提示された文章 -
* * * * *
辛くても悲しくても、そう簡単に死ねないよなぁ。とか他のガキンチョが兼吉の父親のことを悪く言ってるの人間の嫌なとこ出てるなあ。とか思いました。
おっさんは学校の先生だったんですね。ほんのちょこっと高柳先生に感じが似てると思ったんで勝手に納得しました。
戦争の話は亡くなった祖父の長門乗ってた時の自慢話と祖母が田んぼで作業してたら戦闘機から撃たれてギリ助かった話くらいしか知らないんですよね。聞いてた私がこどもだったのもあるんでしょうが実際経験してた人は都合悪い話や辛すぎる話はしないものかもしれないです。
AO‼の88話がとってもアレだったので(自分がキモかったのでお手紙書きました。)アマゾンで『大江戸雪シマキ』紙のほうポチリまして読みました。
超絶面白かったです。アクション大好きなんですよ。今も読み返してます。(お手紙書いたんで割愛)越吾をちょっと忘れる面白さでした。堪らんです。
* * * * *
取り組む課題 - 上の文章で、書き手がアマゾンで買って読んだと述べている作品の題名を答えよ。
* * * * *
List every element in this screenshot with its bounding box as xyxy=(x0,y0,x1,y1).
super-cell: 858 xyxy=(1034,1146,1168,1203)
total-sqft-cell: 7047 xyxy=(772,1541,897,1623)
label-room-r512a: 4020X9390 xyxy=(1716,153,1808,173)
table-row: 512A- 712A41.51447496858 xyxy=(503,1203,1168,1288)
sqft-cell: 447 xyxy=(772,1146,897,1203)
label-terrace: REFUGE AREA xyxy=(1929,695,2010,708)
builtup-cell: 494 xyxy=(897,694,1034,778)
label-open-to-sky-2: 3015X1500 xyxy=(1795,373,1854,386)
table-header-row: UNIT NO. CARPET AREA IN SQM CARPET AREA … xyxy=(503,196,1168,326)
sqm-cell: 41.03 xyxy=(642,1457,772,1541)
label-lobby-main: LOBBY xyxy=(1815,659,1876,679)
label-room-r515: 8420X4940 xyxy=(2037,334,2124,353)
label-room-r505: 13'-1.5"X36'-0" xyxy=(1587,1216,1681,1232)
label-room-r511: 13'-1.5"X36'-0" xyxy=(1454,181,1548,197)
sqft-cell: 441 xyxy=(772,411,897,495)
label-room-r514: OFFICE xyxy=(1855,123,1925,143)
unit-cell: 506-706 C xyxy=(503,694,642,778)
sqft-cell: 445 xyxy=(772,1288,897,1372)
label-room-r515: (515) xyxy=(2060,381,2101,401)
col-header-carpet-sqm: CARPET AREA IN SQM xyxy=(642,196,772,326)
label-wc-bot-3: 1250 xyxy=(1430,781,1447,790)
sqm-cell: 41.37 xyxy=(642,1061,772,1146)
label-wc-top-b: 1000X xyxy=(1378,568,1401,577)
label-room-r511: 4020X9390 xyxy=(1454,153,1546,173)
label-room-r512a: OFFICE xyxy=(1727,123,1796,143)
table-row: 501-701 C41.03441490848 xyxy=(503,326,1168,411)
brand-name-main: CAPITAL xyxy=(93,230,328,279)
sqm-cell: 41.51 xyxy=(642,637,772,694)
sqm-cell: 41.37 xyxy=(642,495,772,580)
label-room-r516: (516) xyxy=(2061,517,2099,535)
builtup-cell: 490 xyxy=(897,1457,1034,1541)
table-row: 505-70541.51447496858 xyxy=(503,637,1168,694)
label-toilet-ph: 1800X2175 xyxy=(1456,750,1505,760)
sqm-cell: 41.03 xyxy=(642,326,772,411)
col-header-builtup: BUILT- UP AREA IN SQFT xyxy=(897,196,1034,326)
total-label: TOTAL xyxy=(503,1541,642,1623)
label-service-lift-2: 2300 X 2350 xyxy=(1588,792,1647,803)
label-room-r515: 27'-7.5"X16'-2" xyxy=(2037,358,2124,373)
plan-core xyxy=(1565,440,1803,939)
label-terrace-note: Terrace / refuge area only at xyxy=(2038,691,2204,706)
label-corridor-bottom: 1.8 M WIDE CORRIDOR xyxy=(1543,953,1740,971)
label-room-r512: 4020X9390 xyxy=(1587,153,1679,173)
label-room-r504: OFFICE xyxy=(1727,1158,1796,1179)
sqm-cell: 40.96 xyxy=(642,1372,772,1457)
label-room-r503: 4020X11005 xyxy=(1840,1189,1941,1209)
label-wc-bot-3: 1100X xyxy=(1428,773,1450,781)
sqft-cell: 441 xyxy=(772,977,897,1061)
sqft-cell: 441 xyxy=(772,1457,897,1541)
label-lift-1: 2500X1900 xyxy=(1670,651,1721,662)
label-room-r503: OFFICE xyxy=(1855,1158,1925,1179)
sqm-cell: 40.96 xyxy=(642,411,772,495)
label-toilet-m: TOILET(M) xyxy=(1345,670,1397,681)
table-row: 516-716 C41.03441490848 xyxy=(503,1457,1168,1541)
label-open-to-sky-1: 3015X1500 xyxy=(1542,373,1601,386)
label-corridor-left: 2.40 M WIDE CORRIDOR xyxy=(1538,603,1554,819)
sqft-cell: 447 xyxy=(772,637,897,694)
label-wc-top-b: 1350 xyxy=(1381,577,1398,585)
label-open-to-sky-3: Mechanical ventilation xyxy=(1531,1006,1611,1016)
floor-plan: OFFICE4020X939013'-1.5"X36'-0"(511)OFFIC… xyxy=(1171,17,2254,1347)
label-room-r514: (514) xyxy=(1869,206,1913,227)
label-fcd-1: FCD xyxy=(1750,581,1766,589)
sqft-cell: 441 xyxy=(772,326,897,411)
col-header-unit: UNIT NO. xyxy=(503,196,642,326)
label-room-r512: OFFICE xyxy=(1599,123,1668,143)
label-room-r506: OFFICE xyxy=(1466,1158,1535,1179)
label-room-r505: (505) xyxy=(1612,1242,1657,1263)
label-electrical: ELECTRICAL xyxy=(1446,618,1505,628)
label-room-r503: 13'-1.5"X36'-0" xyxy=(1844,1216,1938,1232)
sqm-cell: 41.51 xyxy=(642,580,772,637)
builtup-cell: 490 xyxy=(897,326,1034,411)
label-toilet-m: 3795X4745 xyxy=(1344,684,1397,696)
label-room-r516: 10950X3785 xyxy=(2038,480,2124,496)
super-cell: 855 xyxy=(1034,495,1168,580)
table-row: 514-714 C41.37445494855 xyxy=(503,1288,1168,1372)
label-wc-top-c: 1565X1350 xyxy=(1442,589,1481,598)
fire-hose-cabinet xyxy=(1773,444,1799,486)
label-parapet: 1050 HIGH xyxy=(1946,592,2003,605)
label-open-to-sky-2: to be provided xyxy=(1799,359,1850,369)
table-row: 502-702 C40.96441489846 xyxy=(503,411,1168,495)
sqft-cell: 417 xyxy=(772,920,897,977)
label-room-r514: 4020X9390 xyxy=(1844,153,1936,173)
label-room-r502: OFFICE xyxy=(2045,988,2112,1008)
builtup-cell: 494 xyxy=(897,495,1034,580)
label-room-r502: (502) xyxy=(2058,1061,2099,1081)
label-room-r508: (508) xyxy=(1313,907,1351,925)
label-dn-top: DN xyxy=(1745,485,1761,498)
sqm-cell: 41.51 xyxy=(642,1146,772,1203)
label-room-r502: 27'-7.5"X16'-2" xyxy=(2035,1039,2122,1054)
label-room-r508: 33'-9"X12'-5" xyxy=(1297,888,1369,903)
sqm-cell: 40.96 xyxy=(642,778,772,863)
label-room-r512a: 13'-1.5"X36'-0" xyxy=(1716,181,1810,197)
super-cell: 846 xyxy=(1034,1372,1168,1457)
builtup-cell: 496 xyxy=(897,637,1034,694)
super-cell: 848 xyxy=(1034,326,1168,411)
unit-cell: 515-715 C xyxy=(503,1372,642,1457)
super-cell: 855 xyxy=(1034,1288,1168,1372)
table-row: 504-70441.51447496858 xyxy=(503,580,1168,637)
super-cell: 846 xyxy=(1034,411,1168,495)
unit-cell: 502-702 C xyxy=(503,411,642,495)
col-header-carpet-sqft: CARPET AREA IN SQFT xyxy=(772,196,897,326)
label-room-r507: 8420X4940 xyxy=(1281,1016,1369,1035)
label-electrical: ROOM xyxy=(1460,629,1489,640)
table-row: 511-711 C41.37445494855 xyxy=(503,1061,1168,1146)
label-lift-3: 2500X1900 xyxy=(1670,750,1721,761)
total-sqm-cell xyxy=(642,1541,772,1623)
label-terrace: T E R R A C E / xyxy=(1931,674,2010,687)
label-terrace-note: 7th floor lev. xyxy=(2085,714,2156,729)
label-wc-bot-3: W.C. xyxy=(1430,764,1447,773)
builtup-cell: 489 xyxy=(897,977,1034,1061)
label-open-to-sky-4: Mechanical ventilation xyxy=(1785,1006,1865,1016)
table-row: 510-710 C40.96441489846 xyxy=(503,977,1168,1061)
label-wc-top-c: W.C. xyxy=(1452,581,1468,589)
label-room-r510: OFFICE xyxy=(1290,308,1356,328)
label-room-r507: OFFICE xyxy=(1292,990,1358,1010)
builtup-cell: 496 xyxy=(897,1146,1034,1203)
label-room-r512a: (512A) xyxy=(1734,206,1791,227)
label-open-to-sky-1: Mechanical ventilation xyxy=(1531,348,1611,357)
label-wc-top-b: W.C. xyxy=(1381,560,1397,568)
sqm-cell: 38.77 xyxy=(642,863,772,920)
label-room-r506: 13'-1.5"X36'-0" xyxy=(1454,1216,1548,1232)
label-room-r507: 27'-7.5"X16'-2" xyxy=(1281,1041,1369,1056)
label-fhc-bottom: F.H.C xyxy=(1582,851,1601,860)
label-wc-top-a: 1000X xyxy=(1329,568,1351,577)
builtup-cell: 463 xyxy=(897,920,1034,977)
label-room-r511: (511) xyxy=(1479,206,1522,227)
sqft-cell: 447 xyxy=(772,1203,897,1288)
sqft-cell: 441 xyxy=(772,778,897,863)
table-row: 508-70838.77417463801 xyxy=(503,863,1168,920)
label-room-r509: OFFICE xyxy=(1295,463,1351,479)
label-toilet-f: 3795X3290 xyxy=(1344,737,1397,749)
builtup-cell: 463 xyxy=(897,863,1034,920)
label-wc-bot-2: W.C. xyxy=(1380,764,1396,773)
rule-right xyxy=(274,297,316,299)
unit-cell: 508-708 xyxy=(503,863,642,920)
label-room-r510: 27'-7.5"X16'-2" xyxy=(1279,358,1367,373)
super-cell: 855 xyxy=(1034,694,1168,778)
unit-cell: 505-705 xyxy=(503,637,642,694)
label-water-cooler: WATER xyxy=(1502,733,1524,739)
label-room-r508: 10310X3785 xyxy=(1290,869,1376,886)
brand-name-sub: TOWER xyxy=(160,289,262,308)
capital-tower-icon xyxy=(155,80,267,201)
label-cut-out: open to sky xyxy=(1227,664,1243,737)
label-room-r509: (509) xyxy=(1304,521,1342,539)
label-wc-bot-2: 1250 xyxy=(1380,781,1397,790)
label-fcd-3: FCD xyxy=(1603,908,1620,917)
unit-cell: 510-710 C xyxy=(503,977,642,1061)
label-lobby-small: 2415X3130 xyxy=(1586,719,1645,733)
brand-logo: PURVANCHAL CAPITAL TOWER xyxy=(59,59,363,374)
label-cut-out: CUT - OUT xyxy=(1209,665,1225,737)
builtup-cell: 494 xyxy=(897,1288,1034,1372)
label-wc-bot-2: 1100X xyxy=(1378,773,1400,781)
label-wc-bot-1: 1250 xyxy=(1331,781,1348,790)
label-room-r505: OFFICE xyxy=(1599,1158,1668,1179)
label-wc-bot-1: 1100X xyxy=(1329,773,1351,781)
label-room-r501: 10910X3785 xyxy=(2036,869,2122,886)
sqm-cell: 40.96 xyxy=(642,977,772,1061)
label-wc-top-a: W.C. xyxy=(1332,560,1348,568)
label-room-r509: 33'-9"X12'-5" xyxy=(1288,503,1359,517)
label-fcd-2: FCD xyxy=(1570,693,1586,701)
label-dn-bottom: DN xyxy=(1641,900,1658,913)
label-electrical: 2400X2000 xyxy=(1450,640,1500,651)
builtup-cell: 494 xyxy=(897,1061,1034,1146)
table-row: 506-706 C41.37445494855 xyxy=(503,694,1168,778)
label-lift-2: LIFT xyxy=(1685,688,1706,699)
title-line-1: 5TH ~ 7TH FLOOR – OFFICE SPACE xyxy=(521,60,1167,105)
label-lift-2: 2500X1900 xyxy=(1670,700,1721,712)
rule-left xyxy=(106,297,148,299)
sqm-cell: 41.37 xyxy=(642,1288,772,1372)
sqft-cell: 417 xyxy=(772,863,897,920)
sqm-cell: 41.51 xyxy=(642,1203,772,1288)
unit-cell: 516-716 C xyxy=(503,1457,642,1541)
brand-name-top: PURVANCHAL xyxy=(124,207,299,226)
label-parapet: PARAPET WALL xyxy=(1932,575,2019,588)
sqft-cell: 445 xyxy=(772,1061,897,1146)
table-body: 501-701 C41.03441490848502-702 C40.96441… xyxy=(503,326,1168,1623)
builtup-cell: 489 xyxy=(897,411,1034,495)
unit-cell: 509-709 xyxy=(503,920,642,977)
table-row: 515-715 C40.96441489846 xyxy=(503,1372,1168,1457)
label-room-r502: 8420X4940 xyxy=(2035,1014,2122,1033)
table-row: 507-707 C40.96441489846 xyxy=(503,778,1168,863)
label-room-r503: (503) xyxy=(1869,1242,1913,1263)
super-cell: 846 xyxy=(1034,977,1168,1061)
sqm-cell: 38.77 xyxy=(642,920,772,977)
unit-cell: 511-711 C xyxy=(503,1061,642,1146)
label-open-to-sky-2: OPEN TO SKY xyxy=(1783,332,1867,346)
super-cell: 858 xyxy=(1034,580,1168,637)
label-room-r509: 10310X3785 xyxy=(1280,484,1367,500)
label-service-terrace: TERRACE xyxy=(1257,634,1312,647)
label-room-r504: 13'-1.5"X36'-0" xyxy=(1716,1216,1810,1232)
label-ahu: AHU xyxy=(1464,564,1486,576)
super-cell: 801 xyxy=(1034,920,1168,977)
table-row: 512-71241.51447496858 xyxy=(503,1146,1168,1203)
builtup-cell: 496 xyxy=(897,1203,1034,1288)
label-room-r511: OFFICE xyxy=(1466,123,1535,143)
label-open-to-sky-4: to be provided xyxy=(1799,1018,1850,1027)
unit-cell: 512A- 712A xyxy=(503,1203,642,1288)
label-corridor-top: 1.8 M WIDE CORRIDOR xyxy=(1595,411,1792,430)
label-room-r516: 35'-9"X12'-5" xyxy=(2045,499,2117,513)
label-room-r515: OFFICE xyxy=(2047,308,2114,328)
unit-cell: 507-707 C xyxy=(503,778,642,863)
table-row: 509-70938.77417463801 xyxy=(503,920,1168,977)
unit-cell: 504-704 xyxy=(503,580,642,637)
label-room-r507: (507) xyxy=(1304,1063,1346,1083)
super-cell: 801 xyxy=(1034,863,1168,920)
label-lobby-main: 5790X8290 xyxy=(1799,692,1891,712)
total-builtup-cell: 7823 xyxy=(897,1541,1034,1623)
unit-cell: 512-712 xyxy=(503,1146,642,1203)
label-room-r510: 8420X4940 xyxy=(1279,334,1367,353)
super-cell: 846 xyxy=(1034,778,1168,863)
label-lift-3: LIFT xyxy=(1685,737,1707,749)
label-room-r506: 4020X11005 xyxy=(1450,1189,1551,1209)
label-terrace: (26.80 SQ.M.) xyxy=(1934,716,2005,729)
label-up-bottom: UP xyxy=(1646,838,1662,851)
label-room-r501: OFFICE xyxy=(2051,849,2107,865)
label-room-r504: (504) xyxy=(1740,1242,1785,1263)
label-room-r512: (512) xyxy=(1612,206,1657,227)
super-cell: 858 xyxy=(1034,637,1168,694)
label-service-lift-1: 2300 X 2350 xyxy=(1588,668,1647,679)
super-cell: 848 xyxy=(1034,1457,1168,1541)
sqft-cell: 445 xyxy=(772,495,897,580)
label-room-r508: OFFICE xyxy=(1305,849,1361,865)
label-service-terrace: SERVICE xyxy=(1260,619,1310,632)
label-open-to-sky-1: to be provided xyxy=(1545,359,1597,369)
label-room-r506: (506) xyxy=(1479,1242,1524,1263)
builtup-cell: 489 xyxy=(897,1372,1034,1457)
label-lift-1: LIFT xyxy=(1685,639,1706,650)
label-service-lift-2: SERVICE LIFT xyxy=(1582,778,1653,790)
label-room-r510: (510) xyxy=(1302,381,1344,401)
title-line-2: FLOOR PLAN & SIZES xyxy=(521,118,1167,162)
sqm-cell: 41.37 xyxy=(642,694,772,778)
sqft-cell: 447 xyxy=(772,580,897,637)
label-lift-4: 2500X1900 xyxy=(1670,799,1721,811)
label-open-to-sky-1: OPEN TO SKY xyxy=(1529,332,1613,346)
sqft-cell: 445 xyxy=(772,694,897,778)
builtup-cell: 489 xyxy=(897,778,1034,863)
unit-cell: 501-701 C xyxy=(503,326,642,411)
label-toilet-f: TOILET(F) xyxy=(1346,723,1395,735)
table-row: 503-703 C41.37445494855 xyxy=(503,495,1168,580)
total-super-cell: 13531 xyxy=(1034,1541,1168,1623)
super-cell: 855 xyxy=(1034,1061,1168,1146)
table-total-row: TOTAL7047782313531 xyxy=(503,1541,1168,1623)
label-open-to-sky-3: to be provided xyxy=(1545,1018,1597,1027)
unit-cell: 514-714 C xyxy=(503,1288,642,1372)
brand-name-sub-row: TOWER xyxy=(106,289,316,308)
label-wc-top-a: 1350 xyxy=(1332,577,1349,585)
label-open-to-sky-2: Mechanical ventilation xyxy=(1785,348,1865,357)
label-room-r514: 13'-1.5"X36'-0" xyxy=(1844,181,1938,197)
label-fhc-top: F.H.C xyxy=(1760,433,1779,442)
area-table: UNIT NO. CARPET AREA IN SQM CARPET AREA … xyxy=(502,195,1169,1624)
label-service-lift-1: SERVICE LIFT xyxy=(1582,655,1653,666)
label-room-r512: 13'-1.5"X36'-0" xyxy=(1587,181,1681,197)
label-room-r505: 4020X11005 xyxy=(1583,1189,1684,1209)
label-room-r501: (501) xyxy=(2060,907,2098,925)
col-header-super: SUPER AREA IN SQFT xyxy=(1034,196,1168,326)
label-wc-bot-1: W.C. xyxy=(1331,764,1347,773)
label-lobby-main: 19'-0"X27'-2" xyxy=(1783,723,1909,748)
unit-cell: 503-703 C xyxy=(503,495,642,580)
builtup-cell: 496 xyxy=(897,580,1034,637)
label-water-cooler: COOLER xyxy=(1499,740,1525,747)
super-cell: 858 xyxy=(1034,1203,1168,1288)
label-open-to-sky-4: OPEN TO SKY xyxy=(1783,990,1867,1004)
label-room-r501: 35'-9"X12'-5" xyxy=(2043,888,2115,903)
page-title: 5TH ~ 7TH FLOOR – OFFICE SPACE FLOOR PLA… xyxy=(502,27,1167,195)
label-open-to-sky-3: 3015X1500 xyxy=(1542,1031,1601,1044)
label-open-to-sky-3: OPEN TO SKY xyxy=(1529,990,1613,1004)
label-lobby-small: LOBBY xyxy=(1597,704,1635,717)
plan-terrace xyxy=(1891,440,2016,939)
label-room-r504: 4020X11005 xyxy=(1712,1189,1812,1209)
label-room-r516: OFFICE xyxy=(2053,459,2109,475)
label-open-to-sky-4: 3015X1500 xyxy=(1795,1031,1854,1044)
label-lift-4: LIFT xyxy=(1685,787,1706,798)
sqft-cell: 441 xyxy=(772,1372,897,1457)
* * * * *
解答欄 - 『大江戸雪シマキ』(紙の本)